▸ **RECORD SET**
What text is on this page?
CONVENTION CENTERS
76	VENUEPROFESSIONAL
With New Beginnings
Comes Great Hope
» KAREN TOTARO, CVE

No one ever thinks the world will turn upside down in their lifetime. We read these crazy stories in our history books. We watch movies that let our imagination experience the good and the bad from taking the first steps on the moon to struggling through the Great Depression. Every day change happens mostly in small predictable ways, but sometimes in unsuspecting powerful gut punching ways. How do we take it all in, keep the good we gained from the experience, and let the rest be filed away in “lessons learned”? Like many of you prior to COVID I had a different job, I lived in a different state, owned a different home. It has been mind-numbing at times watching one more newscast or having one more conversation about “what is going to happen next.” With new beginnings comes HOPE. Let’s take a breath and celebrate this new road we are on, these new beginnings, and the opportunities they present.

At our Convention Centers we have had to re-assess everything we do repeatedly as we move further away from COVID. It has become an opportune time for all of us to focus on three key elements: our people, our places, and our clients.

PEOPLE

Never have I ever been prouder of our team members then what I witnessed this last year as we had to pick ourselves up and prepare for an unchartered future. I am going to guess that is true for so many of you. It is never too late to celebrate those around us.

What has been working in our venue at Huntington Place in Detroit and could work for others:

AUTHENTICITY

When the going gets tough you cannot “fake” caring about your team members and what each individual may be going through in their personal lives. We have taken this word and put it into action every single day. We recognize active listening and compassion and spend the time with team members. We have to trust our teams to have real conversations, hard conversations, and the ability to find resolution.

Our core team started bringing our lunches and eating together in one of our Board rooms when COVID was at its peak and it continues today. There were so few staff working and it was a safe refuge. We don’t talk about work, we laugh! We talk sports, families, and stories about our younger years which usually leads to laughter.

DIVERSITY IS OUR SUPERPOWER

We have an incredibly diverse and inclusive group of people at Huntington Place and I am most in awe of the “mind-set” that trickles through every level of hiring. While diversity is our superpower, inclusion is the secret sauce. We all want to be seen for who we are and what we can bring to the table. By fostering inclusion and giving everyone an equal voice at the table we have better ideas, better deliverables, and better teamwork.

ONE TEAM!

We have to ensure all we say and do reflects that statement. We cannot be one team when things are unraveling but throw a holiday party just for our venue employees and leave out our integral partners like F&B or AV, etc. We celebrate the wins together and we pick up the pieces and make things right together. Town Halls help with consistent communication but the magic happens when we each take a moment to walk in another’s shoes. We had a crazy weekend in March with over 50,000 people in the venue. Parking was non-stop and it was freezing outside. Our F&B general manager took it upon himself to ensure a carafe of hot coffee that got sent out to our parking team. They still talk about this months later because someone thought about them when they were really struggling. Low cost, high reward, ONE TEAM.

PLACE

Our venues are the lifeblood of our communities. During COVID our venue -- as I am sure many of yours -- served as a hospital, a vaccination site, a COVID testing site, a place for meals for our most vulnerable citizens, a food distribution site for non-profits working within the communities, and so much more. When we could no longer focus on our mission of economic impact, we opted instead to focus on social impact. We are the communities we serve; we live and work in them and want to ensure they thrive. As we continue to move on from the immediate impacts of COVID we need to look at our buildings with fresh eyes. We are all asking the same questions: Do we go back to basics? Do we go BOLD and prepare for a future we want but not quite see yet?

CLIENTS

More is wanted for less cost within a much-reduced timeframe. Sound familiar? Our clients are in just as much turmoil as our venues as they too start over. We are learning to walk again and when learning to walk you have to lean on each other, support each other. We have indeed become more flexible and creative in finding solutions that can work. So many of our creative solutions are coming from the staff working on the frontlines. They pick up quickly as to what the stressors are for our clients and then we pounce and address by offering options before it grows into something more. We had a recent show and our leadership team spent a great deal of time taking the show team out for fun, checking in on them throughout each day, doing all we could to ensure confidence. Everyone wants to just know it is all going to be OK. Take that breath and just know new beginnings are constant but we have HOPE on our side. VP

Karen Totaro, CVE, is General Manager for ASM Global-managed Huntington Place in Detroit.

* * *

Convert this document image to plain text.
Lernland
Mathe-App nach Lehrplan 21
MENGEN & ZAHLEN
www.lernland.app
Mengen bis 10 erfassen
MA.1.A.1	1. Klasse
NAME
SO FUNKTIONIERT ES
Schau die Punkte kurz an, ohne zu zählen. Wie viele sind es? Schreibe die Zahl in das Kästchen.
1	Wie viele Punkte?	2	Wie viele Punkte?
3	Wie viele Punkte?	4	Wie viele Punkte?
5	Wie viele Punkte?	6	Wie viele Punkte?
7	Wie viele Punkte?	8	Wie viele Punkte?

▸ **PROBLEM DETAILS**
Pull out every line containing "viele".

▸ **EXPECTED ANSWER**
Schau die Punkte kurz an, ohne zu zählen. Wie viele sind es? Schreibe die Zahl in das Kästchen.
1	Wie viele Punkte?	2	Wie viele Punkte?
3	Wie viele Punkte?	4	Wie viele Punkte?
5	Wie viele Punkte?	6	Wie viele Punkte?
7	Wie viele Punkte?	8	Wie viele Punkte?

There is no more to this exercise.